• Written request:
Work through the data below line by line and say how many lines hold "extractives"; give only the number.

(Source records)
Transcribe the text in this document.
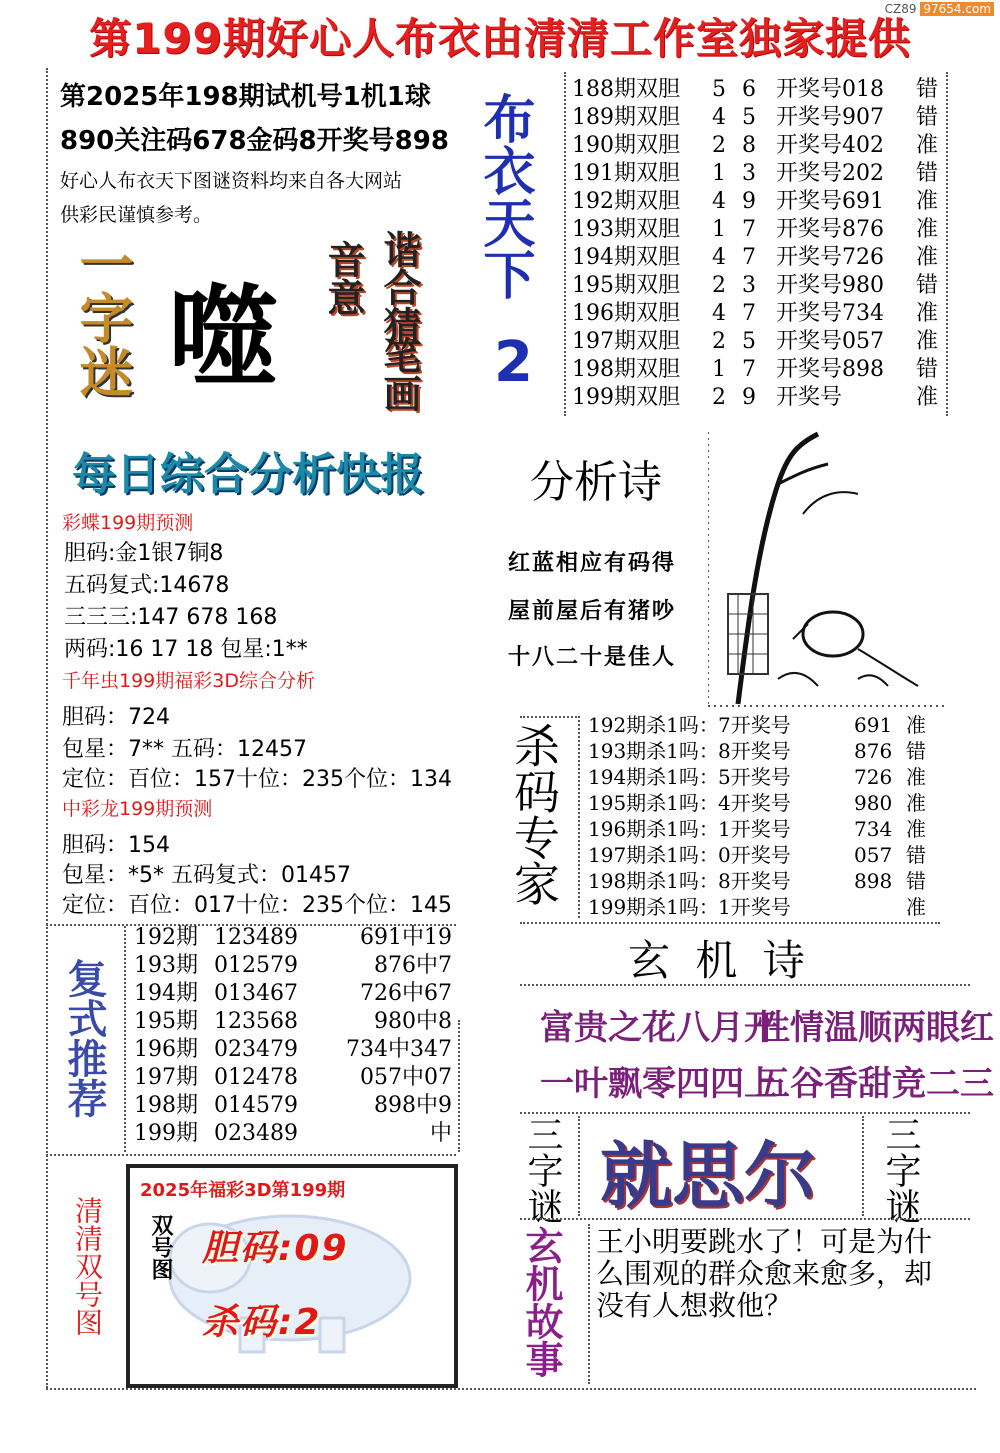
CZ89 97654.com
第199期好心人布衣由清清工作室独家提供
第2025年198期试机号1机1球
890关注码678金码8开奖号898
好心人布衣天下图谜资料均来自各大网站
供彩民谨慎参考。	布衣天下
2
一字迷 噬	谐合猜
笔画
音意
188期双胆	5 6 开奖号018	错
189期双胆	4 5 开奖号907	错
190期双胆	2 8 开奖号402	准
191期双胆	1 3 开奖号202	错
192期双胆	4 9 开奖号691	准
193期双胆	1 7 开奖号876	准
194期双胆	4 7 开奖号726	准
195期双胆	2 3 开奖号980	错
196期双胆	4 7 开奖号734	准
197期双胆	2 5 开奖号057	准
198期双胆	1 7 开奖号898	错
199期双胆	2 9 开奖号	准
每日综合分析快报
彩蝶199期预测
胆码:金1银7铜8
五码复式:14678
三三三:147 678 168
两码:16 17 18 包星:1**
千年虫199期福彩3D综合分析
胆码：724
包星：7** 五码：12457
定位：百位：157十位：235个位：134
中彩龙199期预测
胆码：154
包星：*5* 五码复式：01457
定位：百位：017十位：235个位：145
分析诗
红蓝相应有码得
屋前屋后有猪吵
十八二十是佳人
杀码专家 192期杀1吗： 7开奖号	691 准
193期杀1吗： 8开奖号	876 错
194期杀1吗： 5开奖号	726 准
195期杀1吗： 4开奖号	980 准
196期杀1吗： 1开奖号	734 准
197期杀1吗： 0开奖号	057 错
198期杀1吗： 8开奖号	898 错
199期杀1吗： 1开奖号	准
复式推荐
192期 123489	691中19
193期 012579	876中7
194期 013467	726中67
195期 123568	980中8
196期 023479	734中347
197期 012478	057中07
198期 014579	898中9
199期 023489	中
玄 机 诗
富贵之花八月开
性情温顺两眼红
一叶飘零四四上
五谷香甜竞二三
三字谜 就思尔 三字谜
玄机故事 王小明要跳水了！可是为什么围观的群众愈来愈多，却没有人想救他？
清清双号图
2025年福彩3D第199期
双号图 胆码:09
杀码:2
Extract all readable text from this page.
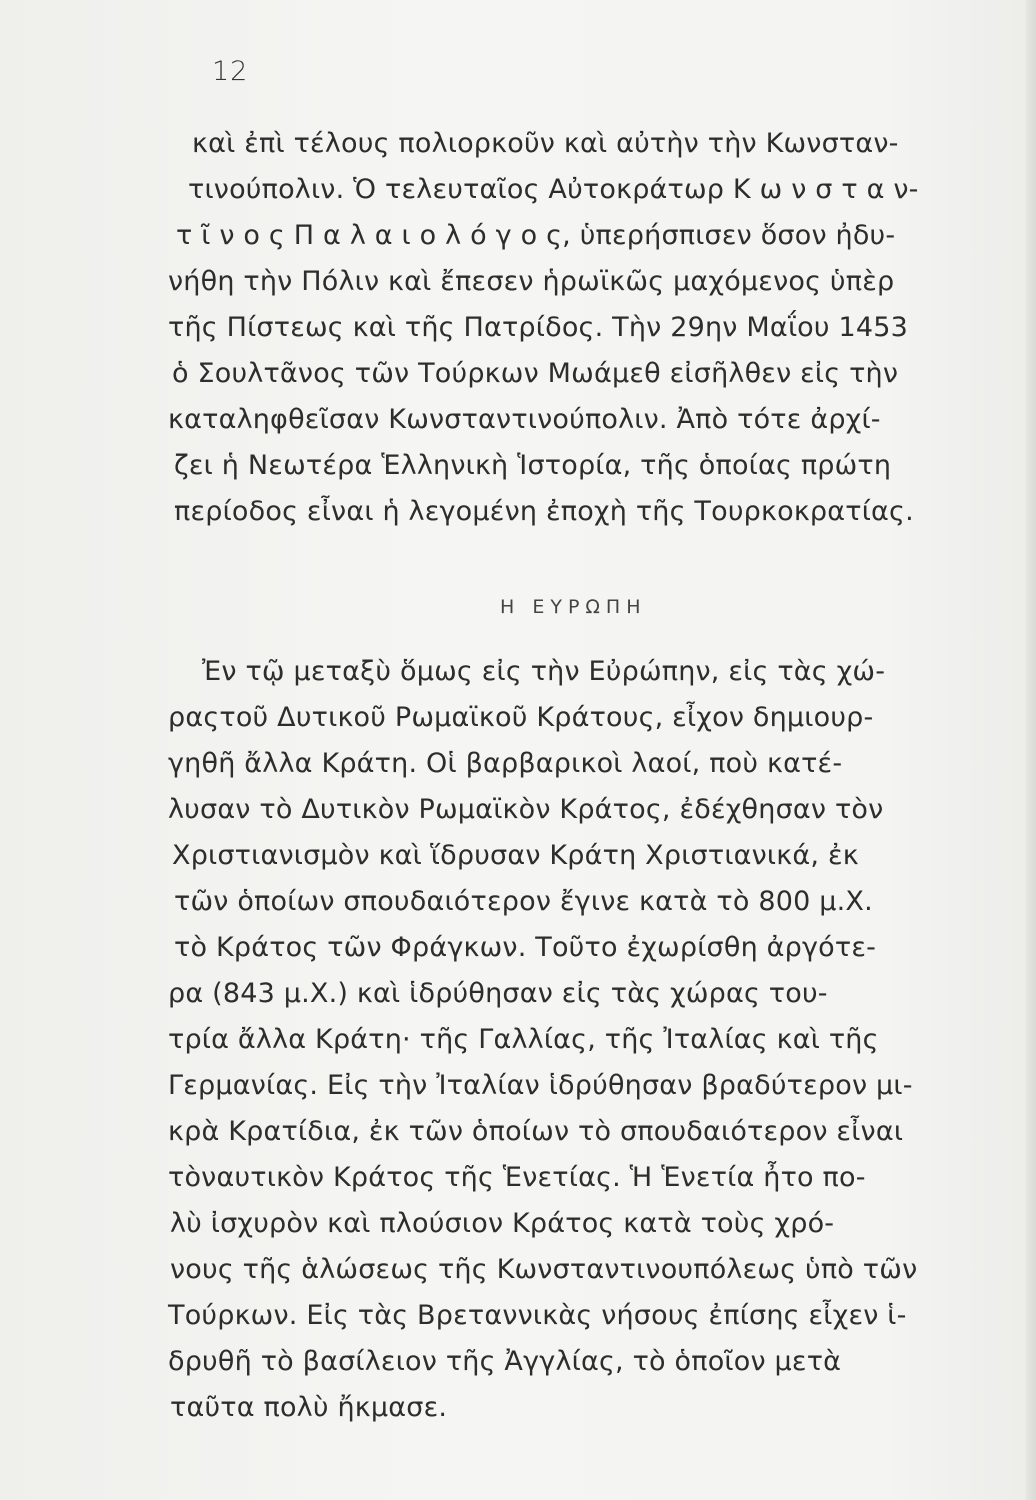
12
καὶ ἐπὶ τέλους πολιορκοῦν καὶ αὐτὴν τὴν Κωνσταν-
τινούπολιν. Ὁ τελευταῖος Αὐτοκράτωρ Κ ω ν σ τ α ν-
τ ῖ ν ο ς Π α λ α ι ο λ ό γ ο ς, ὑπερήσπισεν ὅσον ἠδυ-
νήθη τὴν Πόλιν καὶ ἔπεσεν ἡρωϊκῶς μαχόμενος ὑπὲρ
τῆς Πίστεως καὶ τῆς Πατρίδος. Τὴν 29ην Μαΐου 1453
ὁ Σουλτᾶνος τῶν Τούρκων Μωάμεθ εἰσῆλθεν εἰς τὴν
καταληφθεῖσαν Κωνσταντινούπολιν. Ἀπὸ τότε ἀρχί-
ζει ἡ Νεωτέρα Ἑλληνικὴ Ἱστορία, τῆς ὁποίας πρώτη
περίοδος εἶναι ἡ λεγομένη ἐποχὴ τῆς Τουρκοκρατίας.
Η ΕΥΡΩΠΗ
Ἐν τῷ μεταξὺ ὅμως εἰς τὴν Εὐρώπην, εἰς τὰς χώ-
ραςτοῦ Δυτικοῦ Ρωμαϊκοῦ Κράτους, εἶχον δημιουρ-
γηθῆ ἄλλα Κράτη. Οἱ βαρβαρικοὶ λαοί, ποὺ κατέ-
λυσαν τὸ Δυτικὸν Ρωμαϊκὸν Κράτος, ἐδέχθησαν τὸν
Χριστιανισμὸν καὶ ἵδρυσαν Κράτη Χριστιανικά, ἐκ
τῶν ὁποίων σπουδαιότερον ἔγινε κατὰ τὸ 800 μ.Χ.
τὸ Κράτος τῶν Φράγκων. Τοῦτο ἐχωρίσθη ἀργότε-
ρα (843 μ.Χ.) καὶ ἱδρύθησαν εἰς τὰς χώρας του-
τρία ἄλλα Κράτη· τῆς Γαλλίας, τῆς Ἰταλίας καὶ τῆς
Γερμανίας. Εἰς τὴν Ἰταλίαν ἱδρύθησαν βραδύτερον μι-
κρὰ Κρατίδια, ἐκ τῶν ὁποίων τὸ σπουδαιότερον εἶναι
τὸναυτικὸν Κράτος τῆς Ἑνετίας. Ἡ Ἑνετία ἦτο πο-
λὺ ἰσχυρὸν καὶ πλούσιον Κράτος κατὰ τοὺς χρό-
νους τῆς ἁλώσεως τῆς Κωνσταντινουπόλεως ὑπὸ τῶν
Τούρκων. Εἰς τὰς Βρεταννικὰς νήσους ἐπίσης εἶχεν ἱ-
δρυθῆ τὸ βασίλειον τῆς Ἀγγλίας, τὸ ὁποῖον μετὰ
ταῦτα πολὺ ἤκμασε.
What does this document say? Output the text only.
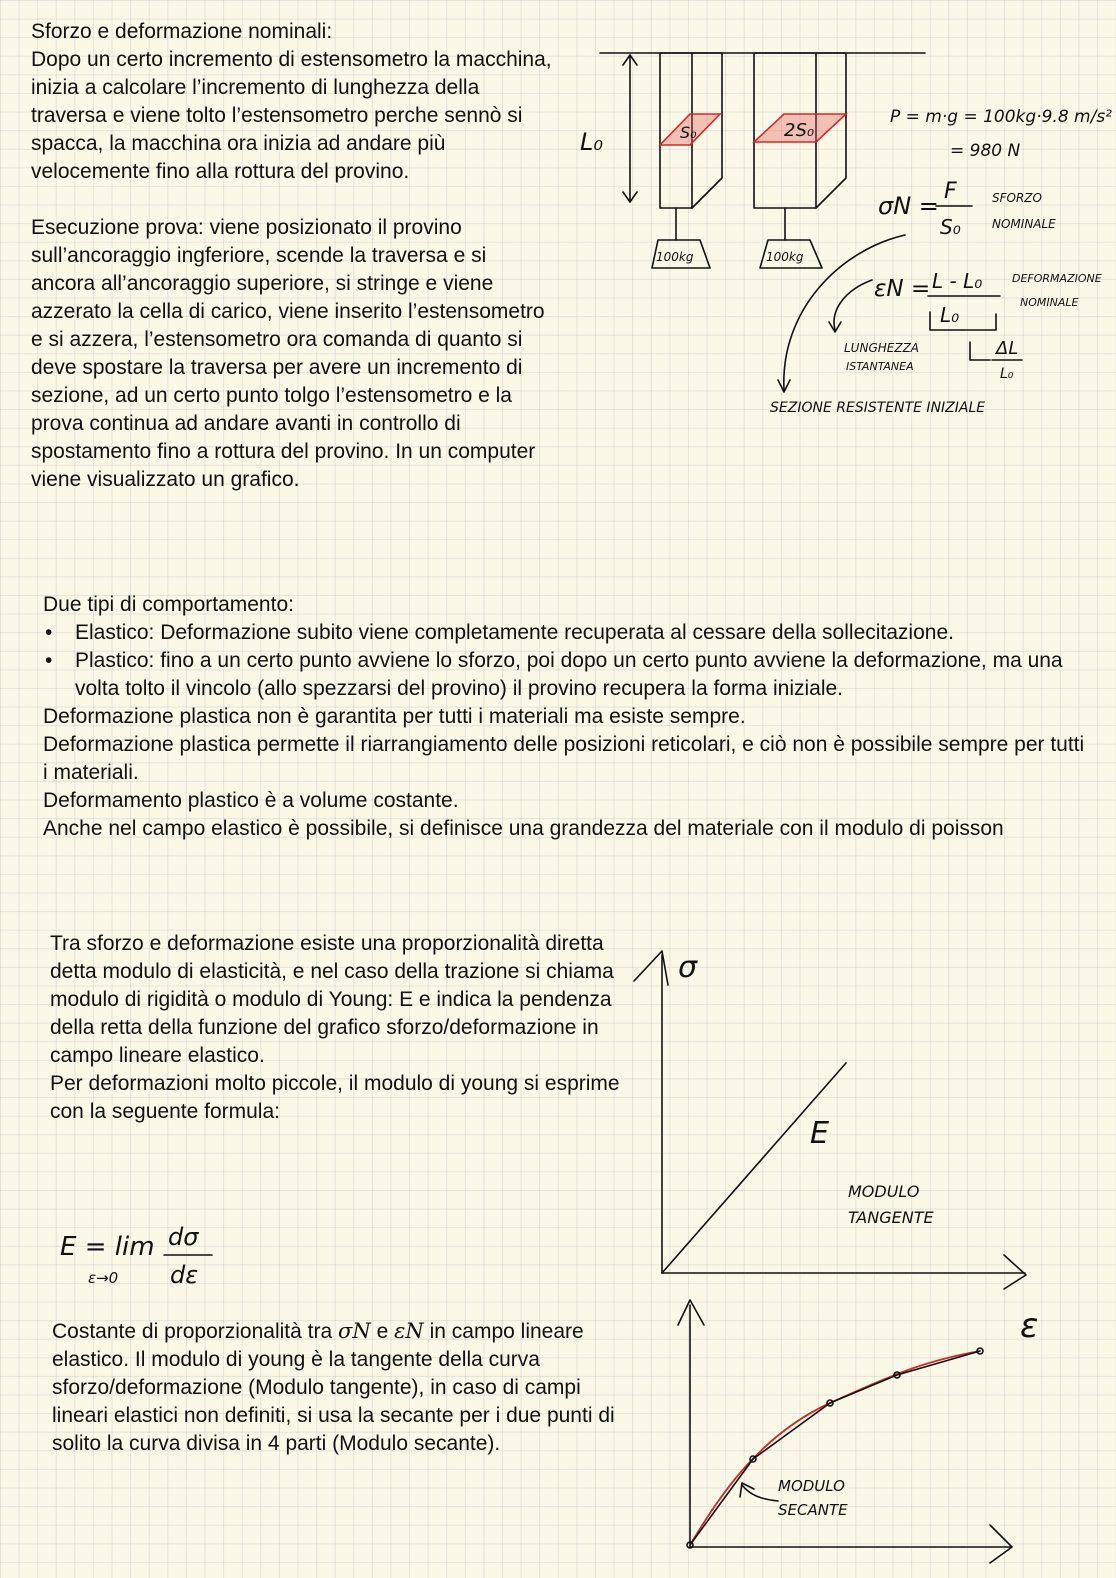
Sforzo e deformazione nominali:

Dopo un certo incremento di estensometro la macchina, inizia a calcolare l’incremento di lunghezza della traversa e viene tolto l’estensometro perche sennò si spacca, la macchina ora inizia ad andare più velocemente fino alla rottura del provino.

Esecuzione prova: viene posizionato il provino sull’ancoraggio ingferiore, scende la traversa e si ancora all’ancoraggio superiore, si stringe e viene azzerato la cella di carico, viene inserito l’estensometro e si azzera, l’estensometro ora comanda di quanto si deve spostare la traversa per avere un incremento di sezione, ad un certo punto tolgo l’estensometro e la prova continua ad andare avanti in controllo di spostamento fino a rottura del provino. In un computer viene visualizzato un grafico.

L₀	S₀
100kg
2S₀
100kg
P = m·g = 100kg·9.8 m/s²
= 980 N
σN =
F
S₀
SFORZO
NOMINALE
εN = L - L₀
L₀
DEFORMAZIONE
NOMINALE
ΔL
L₀
LUNGHEZZA
ISTANTANEA
SEZIONE RESISTENTE INIZIALE

Due tipi di comportamento:

• Elastico: Deformazione subito viene completamente recuperata al cessare della sollecitazione.
• Plastico: fino a un certo punto avviene lo sforzo, poi dopo un certo punto avviene la deformazione, ma una volta tolto il vincolo (allo spezzarsi del provino) il provino recupera la forma iniziale.

Deformazione plastica non è garantita per tutti i materiali ma esiste sempre.

Deformazione plastica permette il riarrangiamento delle posizioni reticolari, e ciò non è possibile sempre per tutti i materiali.

Deformamento plastico è a volume costante.

Anche nel campo elastico è possibile, si definisce una grandezza del materiale con il modulo di poisson

Tra sforzo e deformazione esiste una proporzionalità diretta detta modulo di elasticità, e nel caso della trazione si chiama modulo di rigidità o modulo di Young: E e indica la pendenza della retta della funzione del grafico sforzo/deformazione in campo lineare elastico.

Per deformazioni molto piccole, il modulo di young si esprime con la seguente formula:

E = lim
ε→0
dσ
dε

Costante di proporzionalità tra σN e εN in campo lineare elastico. Il modulo di young è la tangente della curva sforzo/deformazione (Modulo tangente), in caso di campi lineari elastici non definiti, si usa la secante per i due punti di solito la curva divisa in 4 parti (Modulo secante).

σ
ε
E
MODULO
TANGENTE
MODULO
SECANTE
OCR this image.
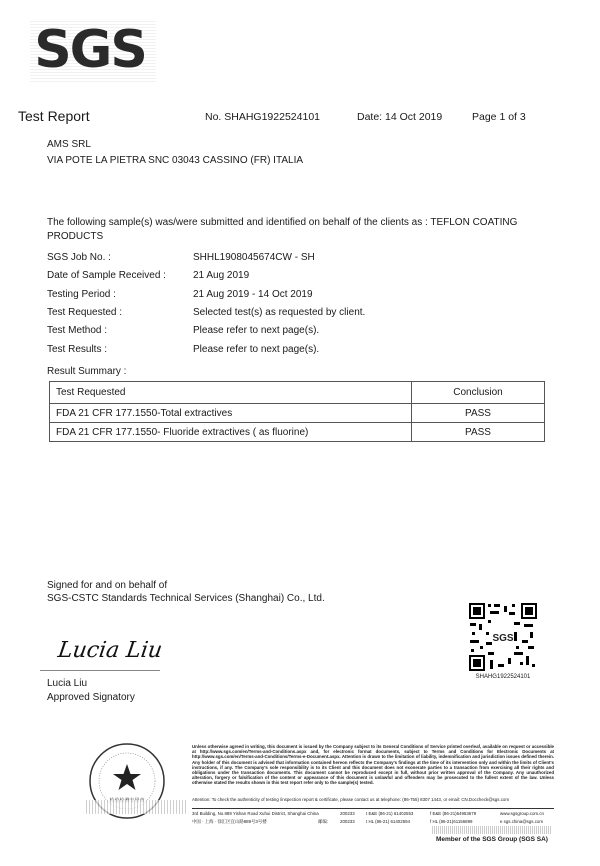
SGS
Test Report	No. SHAHG1922524101	Date: 14 Oct 2019	Page 1 of 3
AMS SRL
VIA POTE LA PIETRA SNC 03043 CASSINO (FR) ITALIA
The following sample(s) was/were submitted and identified on behalf of the clients as : TEFLON COATING
PRODUCTS
SGS Job No. :	SHHL1908045674CW - SH
Date of Sample Received :	21 Aug 2019
Testing Period :	21 Aug 2019 - 14 Oct 2019
Test Requested :	Selected test(s) as requested by client.
Test Method :	Please refer to next page(s).
Test Results :	Please refer to next page(s).
Result Summary :
Test Requested	Conclusion
FDA 21 CFR 177.1550-Total extractives	PASS
FDA 21 CFR 177.1550- Fluoride extractives ( as fluorine)	PASS
Signed for and on behalf of
SGS-CSTC Standards Technical Services (Shanghai) Co., Ltd.
Lucia Liu
Lucia Liu
Approved Signatory
SGS
SHAHG1922524101
Unless otherwise agreed in writing, this document is issued by the Company subject to its General Conditions of Service printed overleaf, available on request or accessible at http://www.sgs.com/en/Terms-and-Conditions.aspx and, for electronic format documents, subject to Terms and Conditions for Electronic Documents at http://www.sgs.com/en/Terms-and-Conditions/Terms-e-Document.aspx. Attention is drawn to the limitation of liability, indemnification and jurisdiction issues defined therein. Any holder of this document is advised that information contained hereon reflects the Company's findings at the time of its intervention only and within the limits of Client's instructions, if any. The Company's sole responsibility is to its Client and this document does not exonerate parties to a transaction from exercising all their rights and obligations under the transaction documents. This document cannot be reproduced except in full, without prior written approval of the Company. Any unauthorized alteration, forgery or falsification of the content or appearance of this document is unlawful and offenders may be prosecuted to the fullest extent of the law. Unless otherwise stated the results shown in this test report refer only to the sample(s) tested.
Attention: To check the authenticity of testing /inspection report & certificate, please contact us at telephone: (86-755) 8307 1443, or email: CN.Doccheck@sgs.com
3rd Building, No.889 Yishan Road Xuhui District, Shanghai China	200233	t E&E (86-21) 61402553	f E&E (86-21)64953679	www.sgsgroup.com.cn
中国 · 上海 · 徐汇区宜山路889号3号楼	邮编:	200233	t HL (86-21) 61402594	f HL (86-21)61156899	e sgs.china@sgs.com
Member of the SGS Group (SGS SA)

• Result below:
2